— START Supplied text —
Post-mortem for That Feathered Bastard

Read first the short story this post-mortem is about: That Feathered Bastard.

Through this cycle of fantasy stories, I’m exercising in tandem my two main passions in life: building systems and creating narratives. Every upcoming scenario, which turns into a short story, requires me to program new systems into my Living Narrative Engine, which is a browser-based platform for playing through immersive sims, RPGs and the likes. Long gone are the scenarios that solely required me to figure out how to move an actor from a location to another, or to pick up an item, or to read a book. Programming the systems so I could play through the chicken coop ambush involved about five days of constant work on the codebase. I’ve forgotten all that was necessary to add, but off the top of my head:

  • A completely new system for non-deterministic actions. Previously, all actions succeeded, given that the code has a very robust system for action discoverability: unless the context for the action is right, no actor can execute them to begin with. I needed a way for an actor to see “I can hit this bird, but my chances are 55%. I may not want to do this.” Once you have non-deterministic actions in a scenario, it becomes unpredictable, with the actors constantly having to maneuver a changing state, which reveals their character more.
— END Supplied text —
— START Supplied data —
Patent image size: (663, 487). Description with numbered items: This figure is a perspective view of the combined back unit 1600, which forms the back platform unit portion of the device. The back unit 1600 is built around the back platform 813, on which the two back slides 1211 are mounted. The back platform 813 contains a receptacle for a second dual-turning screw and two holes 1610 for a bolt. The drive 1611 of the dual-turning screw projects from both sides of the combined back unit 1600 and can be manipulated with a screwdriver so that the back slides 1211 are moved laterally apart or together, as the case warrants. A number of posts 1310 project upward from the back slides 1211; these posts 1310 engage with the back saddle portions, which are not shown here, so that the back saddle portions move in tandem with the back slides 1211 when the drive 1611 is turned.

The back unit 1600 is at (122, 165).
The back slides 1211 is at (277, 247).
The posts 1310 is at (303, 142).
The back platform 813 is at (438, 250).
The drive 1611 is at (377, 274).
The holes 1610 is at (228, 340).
— END Supplied data —
### What to work on
- A) Lay out every line of the entries on the back unit 1600 as a JSON list of strings, one string per line, with blank lines omitted.
- B) Carry on the post-mortem from its last sentence.
The post-mortem and the entries are unrelated to each other.

### Responses to the tasks
- A)
[
  "Patent image size: (663, 487). Description with numbered items: This figure is a perspective view of the combined back unit 1600, which forms the back platform unit portion of the device. The back unit 1600 is built around the back platform 813, on which the two back slides 1211 are mounted. The back platform 813 contains a receptacle for a second dual-turning screw and two holes 1610 for a bolt. The drive 1611 of the dual-turning screw projects from both sides of the combined back unit 1600 and can be manipulated with a screwdriver so that the back slides 1211 are moved laterally apart or together, as the case warrants. A number of posts 1310 project upward from the back slides 1211; these posts 1310 engage with the back saddle portions, which are not shown here, so that the back saddle portions move in tandem with the back slides 1211 when the drive 1611 is turned.",
  "The back unit 1600 is at (122, 165).",
  "The back slides 1211 is at (277, 247).",
  "The posts 1310 is at (303, 142).",
  "The back platform 813 is at (438, 250).",
  "The drive 1611 is at (377, 274).",
  "The holes 1610 is at (228, 340)."
]

- B)
  • I implemented numerous non-deterministic actions:
    • Striking targets with blunt weapons, swinging at targets with slashing weapons, thrusting piercing weapons at targets. None of those ended up taking part of this scenario, because the actors considered that keeping the birds alive was a priority, as Aldous intended.
    • Warding-related non-deterministic actions: drawing salt boundaries around corrupted targets (which Aldous said originally he was going to do, but the situation turned chaotic way too fast), and extracting spiritual corruption through an anchor, which Aldous did twice in the short.
    • Beak attacks, only available to entities whose body graphs have beak parts (so not only chickens, but griffins, krakens, etc.). This got plenty of use.
    • Throwing items at targets. Bertram relied on this one in a fury. I got clever with the code; the damage caused by a thrown weapon, when the damage type is not specified, is logarithmically determined by the item’s weight. So a pipe produces 1 unit of blunt damage, and throwing Vespera’s instrument case at birds (which I did plenty during testing) would cause significant damage. Fun fact: throwing an item could have produced a fumble (96-100 result on a 1-100 throw), and that would have hit a bystander. Humorous when throwing a pipe, not so much an axe.
    • Restraining targets, as well as the chance for restrained targets to free themselves. Both of these got plenty of use.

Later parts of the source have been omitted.